What the task requires:
All lines from the one containing "What does this" through the last line of the listing below are to be copied exactly. Exclude the pictures.

Listed records:
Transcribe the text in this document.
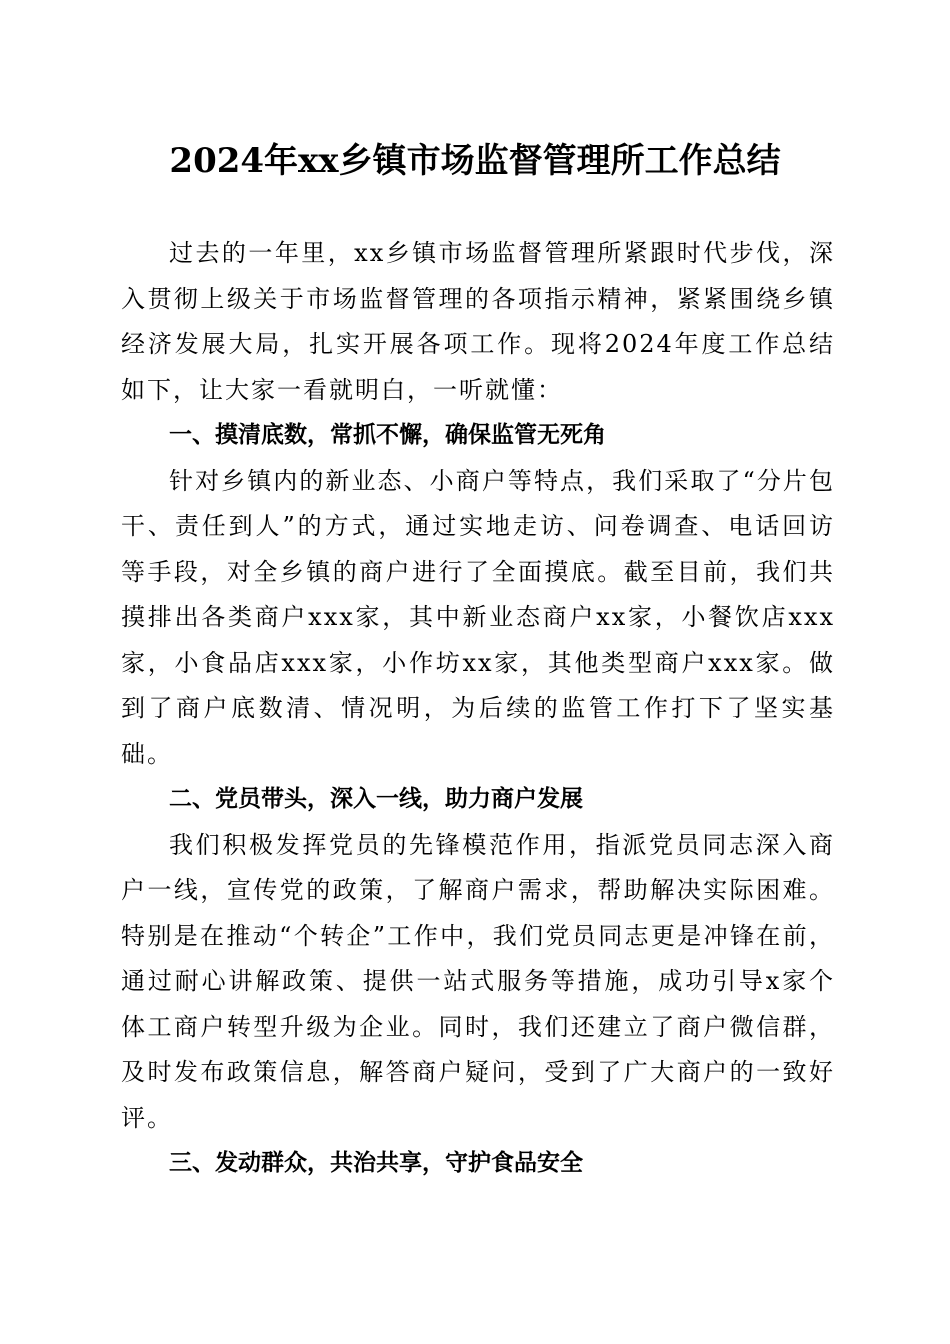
2024年xx乡镇市场监督管理所工作总结

过去的一年里，xx乡镇市场监督管理所紧跟时代步伐，深入贯彻上级关于市场监督管理的各项指示精神，紧紧围绕乡镇经济发展大局，扎实开展各项工作。现将2024年度工作总结如下，让大家一看就明白，一听就懂：

一、摸清底数，常抓不懈，确保监管无死角

针对乡镇内的新业态、小商户等特点，我们采取了“分片包干、责任到人”的方式，通过实地走访、问卷调查、电话回访等手段，对全乡镇的商户进行了全面摸底。截至目前，我们共摸排出各类商户xxx家，其中新业态商户xx家，小餐饮店xxx家，小食品店xxx家，小作坊xx家，其他类型商户xxx家。做到了商户底数清、情况明，为后续的监管工作打下了坚实基础。

二、党员带头，深入一线，助力商户发展

我们积极发挥党员的先锋模范作用，指派党员同志深入商户一线，宣传党的政策，了解商户需求，帮助解决实际困难。特别是在推动“个转企”工作中，我们党员同志更是冲锋在前，通过耐心讲解政策、提供一站式服务等措施，成功引导x家个体工商户转型升级为企业。同时，我们还建立了商户微信群，及时发布政策信息，解答商户疑问，受到了广大商户的一致好评。

三、发动群众，共治共享，守护食品安全
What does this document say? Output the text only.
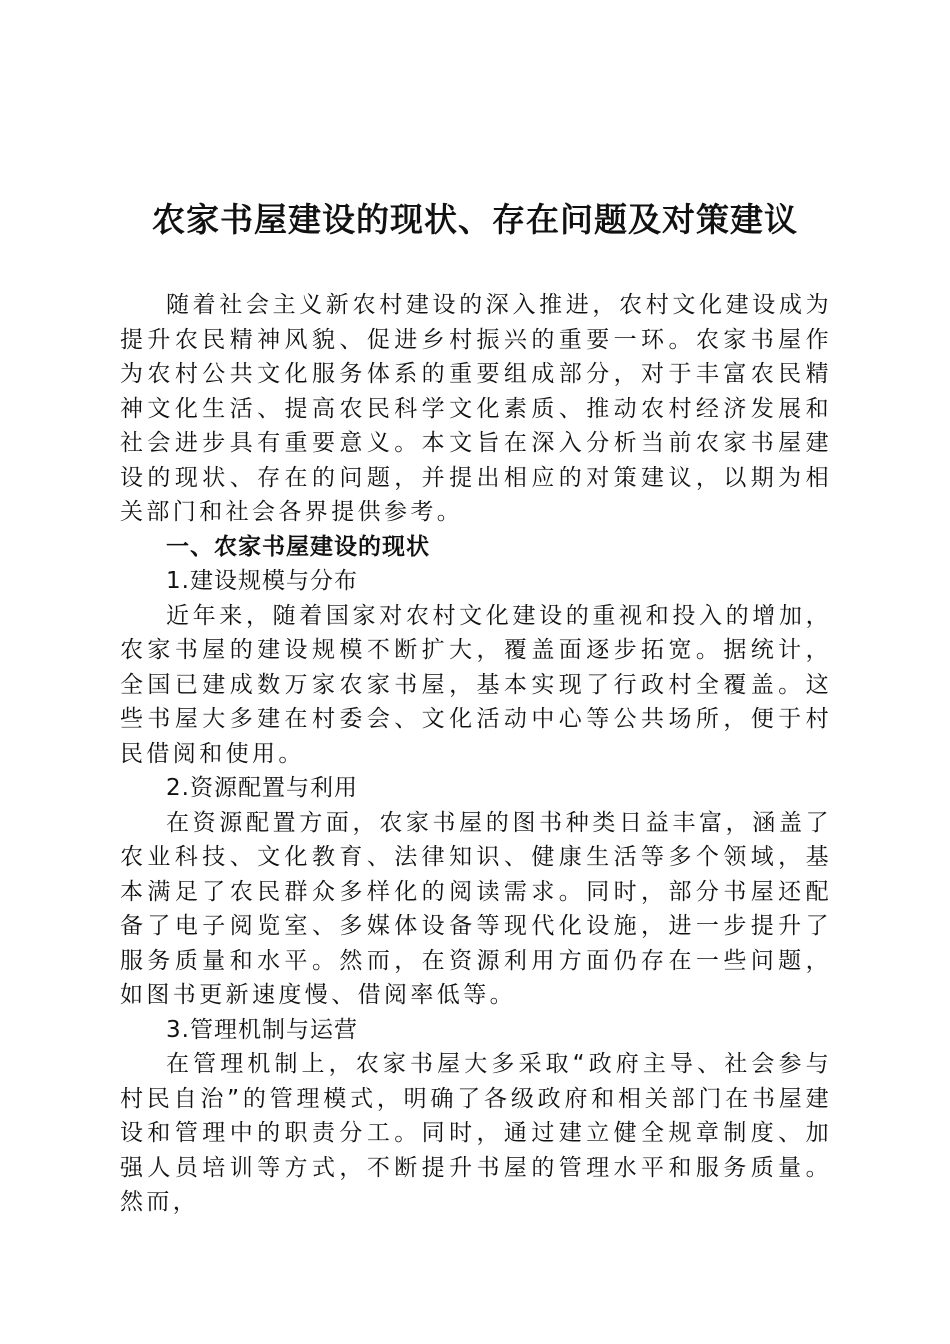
农家书屋建设的现状、存在问题及对策建议

随着社会主义新农村建设的深入推进，农村文化建设成为提升农民精神风貌、促进乡村振兴的重要一环。农家书屋作为农村公共文化服务体系的重要组成部分，对于丰富农民精神文化生活、提高农民科学文化素质、推动农村经济发展和社会进步具有重要意义。本文旨在深入分析当前农家书屋建设的现状、存在的问题，并提出相应的对策建议，以期为相关部门和社会各界提供参考。

一、农家书屋建设的现状

1.建设规模与分布

近年来，随着国家对农村文化建设的重视和投入的增加，农家书屋的建设规模不断扩大，覆盖面逐步拓宽。据统计，全国已建成数万家农家书屋，基本实现了行政村全覆盖。这些书屋大多建在村委会、文化活动中心等公共场所，便于村民借阅和使用。

2.资源配置与利用

在资源配置方面，农家书屋的图书种类日益丰富，涵盖了农业科技、文化教育、法律知识、健康生活等多个领域，基本满足了农民群众多样化的阅读需求。同时，部分书屋还配备了电子阅览室、多媒体设备等现代化设施，进一步提升了服务质量和水平。然而，在资源利用方面仍存在一些问题，如图书更新速度慢、借阅率低等。

3.管理机制与运营

在管理机制上，农家书屋大多采取“政府主导、社会参与村民自治”的管理模式，明确了各级政府和相关部门在书屋建设和管理中的职责分工。同时，通过建立健全规章制度、加强人员培训等方式，不断提升书屋的管理水平和服务质量。然而，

Answer below:
What does this document say? Output the text only.
农家书屋建设的现状、存在问题及对策建议

随着社会主义新农村建设的深入推进，农村文化建设成为提升农民精神风貌、促进乡村振兴的重要一环。农家书屋作为农村公共文化服务体系的重要组成部分，对于丰富农民精神文化生活、提高农民科学文化素质、推动农村经济发展和社会进步具有重要意义。本文旨在深入分析当前农家书屋建设的现状、存在的问题，并提出相应的对策建议，以期为相关部门和社会各界提供参考。

一、农家书屋建设的现状

1.建设规模与分布

近年来，随着国家对农村文化建设的重视和投入的增加，农家书屋的建设规模不断扩大，覆盖面逐步拓宽。据统计，全国已建成数万家农家书屋，基本实现了行政村全覆盖。这些书屋大多建在村委会、文化活动中心等公共场所，便于村民借阅和使用。

2.资源配置与利用

在资源配置方面，农家书屋的图书种类日益丰富，涵盖了农业科技、文化教育、法律知识、健康生活等多个领域，基本满足了农民群众多样化的阅读需求。同时，部分书屋还配备了电子阅览室、多媒体设备等现代化设施，进一步提升了服务质量和水平。然而，在资源利用方面仍存在一些问题，如图书更新速度慢、借阅率低等。

3.管理机制与运营

在管理机制上，农家书屋大多采取“政府主导、社会参与村民自治”的管理模式，明确了各级政府和相关部门在书屋建设和管理中的职责分工。同时，通过建立健全规章制度、加强人员培训等方式，不断提升书屋的管理水平和服务质量。然而，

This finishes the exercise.